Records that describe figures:
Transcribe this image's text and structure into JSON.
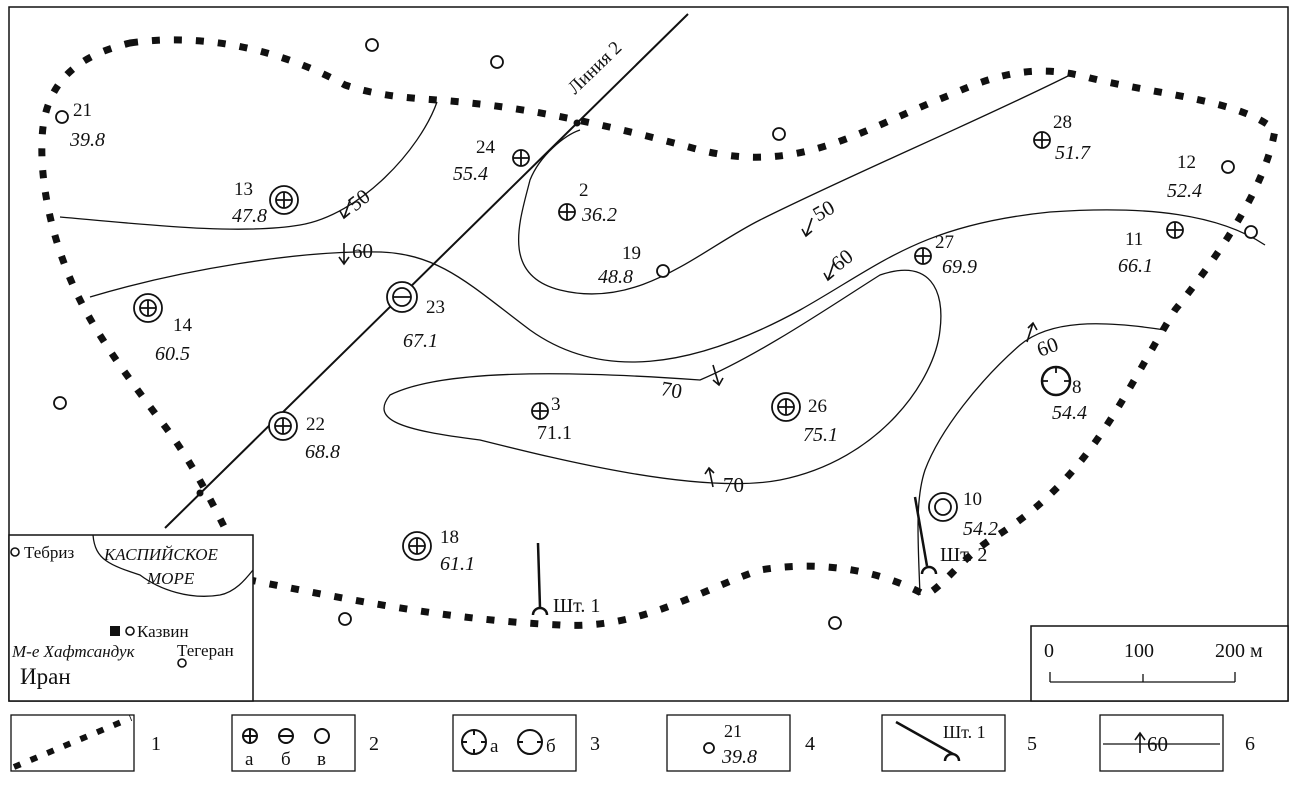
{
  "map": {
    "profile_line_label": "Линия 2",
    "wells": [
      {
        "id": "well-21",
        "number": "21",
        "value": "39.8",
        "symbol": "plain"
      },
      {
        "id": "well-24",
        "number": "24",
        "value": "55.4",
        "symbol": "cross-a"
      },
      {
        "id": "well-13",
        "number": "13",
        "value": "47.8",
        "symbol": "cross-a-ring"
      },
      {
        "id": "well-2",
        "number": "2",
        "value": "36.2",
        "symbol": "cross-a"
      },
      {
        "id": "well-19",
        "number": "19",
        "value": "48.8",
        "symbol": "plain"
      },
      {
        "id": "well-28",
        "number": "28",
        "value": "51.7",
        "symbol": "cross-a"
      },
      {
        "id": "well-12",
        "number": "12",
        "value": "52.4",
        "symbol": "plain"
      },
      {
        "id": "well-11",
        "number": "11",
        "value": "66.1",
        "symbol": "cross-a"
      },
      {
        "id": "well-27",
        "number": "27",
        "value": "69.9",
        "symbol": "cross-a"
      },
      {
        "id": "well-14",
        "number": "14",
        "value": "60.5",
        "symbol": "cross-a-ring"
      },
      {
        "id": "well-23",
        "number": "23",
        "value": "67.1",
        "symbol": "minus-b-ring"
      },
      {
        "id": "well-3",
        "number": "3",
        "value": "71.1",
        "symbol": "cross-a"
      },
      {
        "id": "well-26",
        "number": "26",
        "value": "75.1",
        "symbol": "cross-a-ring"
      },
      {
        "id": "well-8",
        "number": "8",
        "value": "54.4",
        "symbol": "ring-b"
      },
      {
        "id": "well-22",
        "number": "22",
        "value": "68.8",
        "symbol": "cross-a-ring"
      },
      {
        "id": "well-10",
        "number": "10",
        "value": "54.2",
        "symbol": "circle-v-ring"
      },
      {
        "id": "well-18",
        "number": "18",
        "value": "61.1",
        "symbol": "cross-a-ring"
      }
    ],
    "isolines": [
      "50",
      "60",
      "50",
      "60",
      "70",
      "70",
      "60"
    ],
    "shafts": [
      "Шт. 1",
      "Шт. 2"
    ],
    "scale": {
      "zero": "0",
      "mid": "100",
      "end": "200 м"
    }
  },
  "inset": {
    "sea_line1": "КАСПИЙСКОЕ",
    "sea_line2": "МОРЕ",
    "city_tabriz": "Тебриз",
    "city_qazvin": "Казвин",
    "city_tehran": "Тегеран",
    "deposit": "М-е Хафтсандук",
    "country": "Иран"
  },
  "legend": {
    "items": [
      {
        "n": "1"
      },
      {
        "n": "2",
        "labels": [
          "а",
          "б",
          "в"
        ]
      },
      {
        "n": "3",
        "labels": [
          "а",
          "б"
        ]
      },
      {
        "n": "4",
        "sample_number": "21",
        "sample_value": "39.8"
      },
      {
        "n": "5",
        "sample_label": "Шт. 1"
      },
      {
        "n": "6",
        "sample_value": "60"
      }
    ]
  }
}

==

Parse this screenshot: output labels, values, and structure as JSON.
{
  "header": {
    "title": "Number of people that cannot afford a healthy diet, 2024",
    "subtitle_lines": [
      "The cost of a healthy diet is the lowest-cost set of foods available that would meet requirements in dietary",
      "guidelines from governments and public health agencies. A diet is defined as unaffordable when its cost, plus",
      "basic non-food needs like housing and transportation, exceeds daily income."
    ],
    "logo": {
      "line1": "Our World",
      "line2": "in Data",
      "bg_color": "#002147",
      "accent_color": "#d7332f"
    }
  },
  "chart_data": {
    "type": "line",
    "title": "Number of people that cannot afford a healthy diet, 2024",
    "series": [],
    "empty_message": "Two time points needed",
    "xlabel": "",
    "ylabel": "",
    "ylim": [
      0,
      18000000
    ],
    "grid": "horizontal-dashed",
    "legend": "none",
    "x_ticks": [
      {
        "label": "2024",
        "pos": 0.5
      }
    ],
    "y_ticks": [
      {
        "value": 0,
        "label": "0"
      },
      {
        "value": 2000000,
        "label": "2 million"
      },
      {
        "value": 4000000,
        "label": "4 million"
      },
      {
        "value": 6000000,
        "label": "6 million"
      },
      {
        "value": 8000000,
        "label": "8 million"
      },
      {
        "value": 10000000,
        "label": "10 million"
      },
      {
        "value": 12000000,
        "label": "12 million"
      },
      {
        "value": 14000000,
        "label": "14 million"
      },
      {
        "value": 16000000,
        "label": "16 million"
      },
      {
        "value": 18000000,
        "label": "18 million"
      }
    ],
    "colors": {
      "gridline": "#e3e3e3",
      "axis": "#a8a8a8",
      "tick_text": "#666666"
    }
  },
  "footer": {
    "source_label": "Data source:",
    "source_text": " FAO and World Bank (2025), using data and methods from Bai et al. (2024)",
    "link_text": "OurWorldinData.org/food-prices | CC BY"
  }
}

...

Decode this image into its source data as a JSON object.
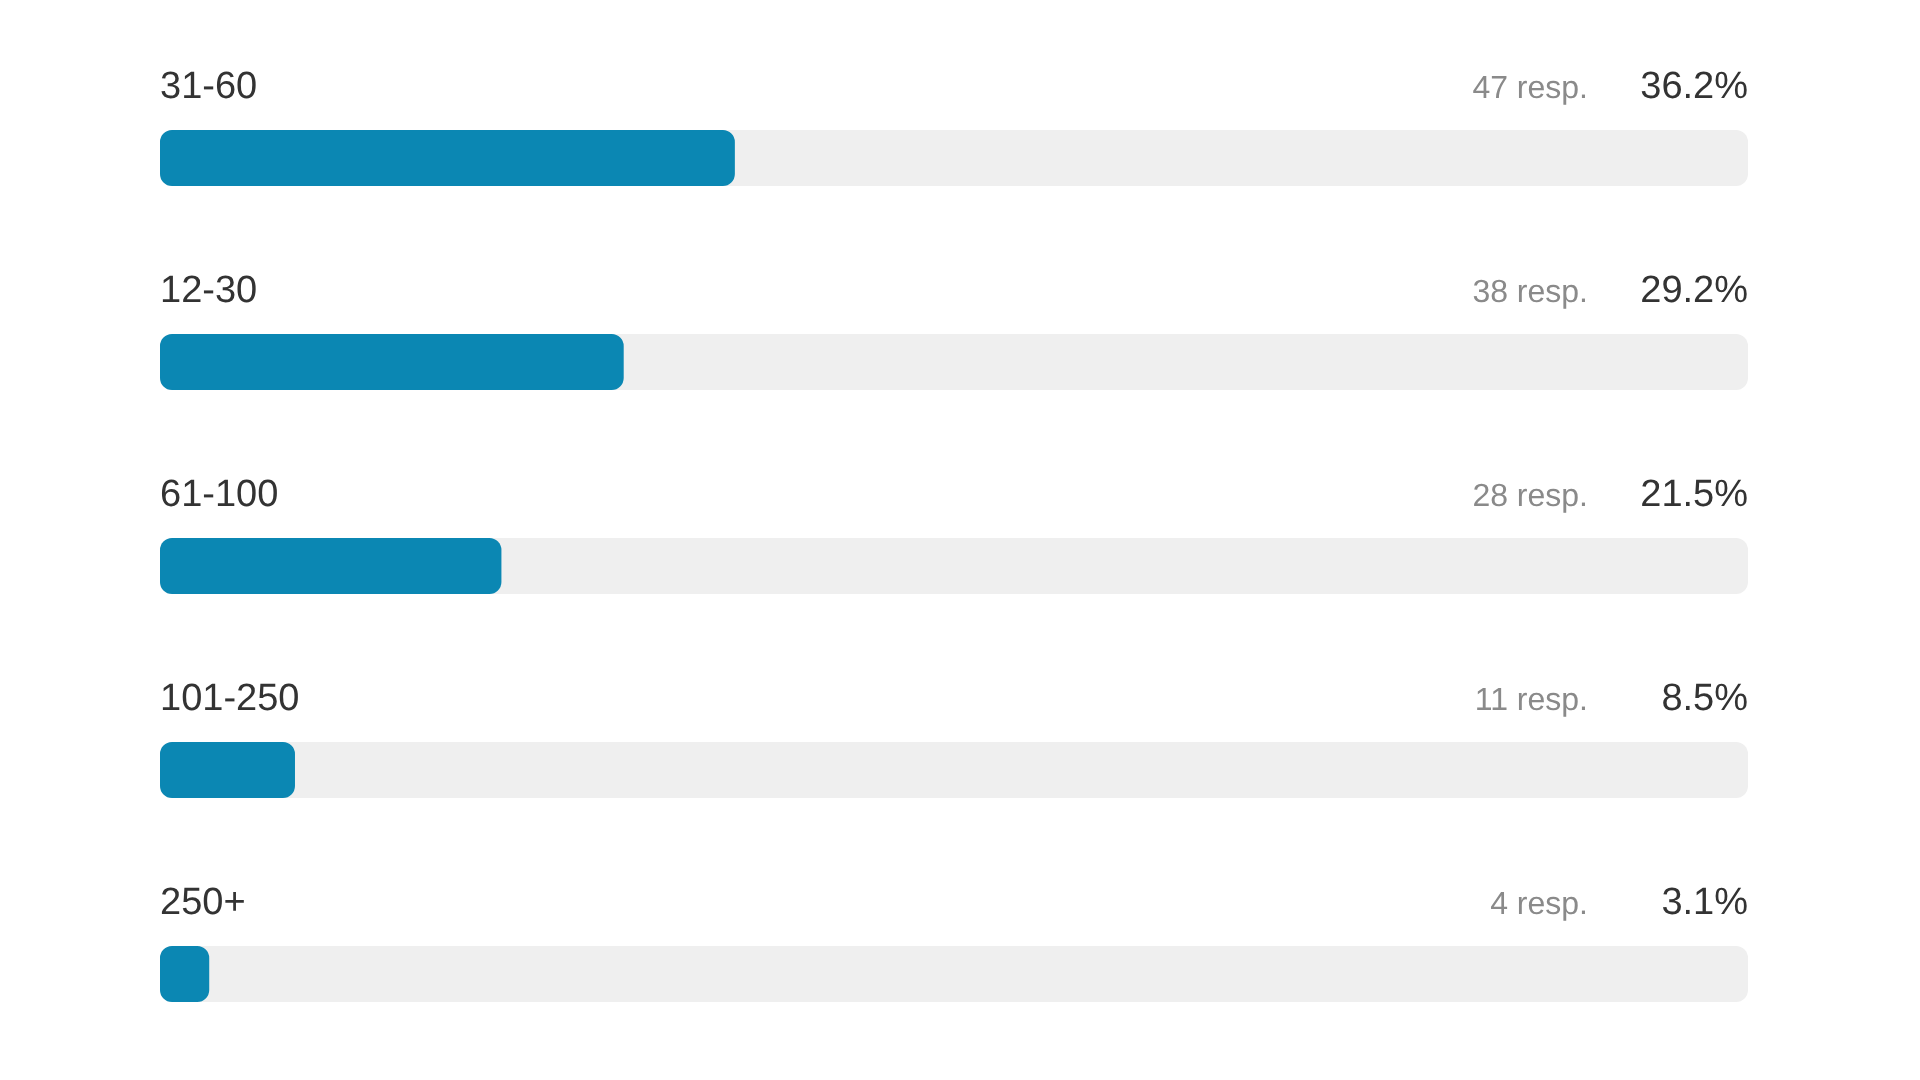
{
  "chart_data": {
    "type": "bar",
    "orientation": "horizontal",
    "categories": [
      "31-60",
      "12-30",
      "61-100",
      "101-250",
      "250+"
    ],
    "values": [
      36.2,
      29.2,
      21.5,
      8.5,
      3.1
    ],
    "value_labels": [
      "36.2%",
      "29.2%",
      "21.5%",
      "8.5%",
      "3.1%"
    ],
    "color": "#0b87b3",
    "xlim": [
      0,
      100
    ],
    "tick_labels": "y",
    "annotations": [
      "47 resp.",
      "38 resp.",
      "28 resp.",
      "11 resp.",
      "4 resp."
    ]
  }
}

= TASK DIRECTIONS =
Extract every line from the records above that contains the word "diet".

= TASK SOLUTION =
    "title": "Number of people that cannot afford a healthy diet, 2024",
      "The cost of a healthy diet is the lowest-cost set of foods available that would meet requirements in dietary",
      "guidelines from governments and public health agencies. A diet is defined as unaffordable when its cost, plus",
    "title": "Number of people that cannot afford a healthy diet, 2024",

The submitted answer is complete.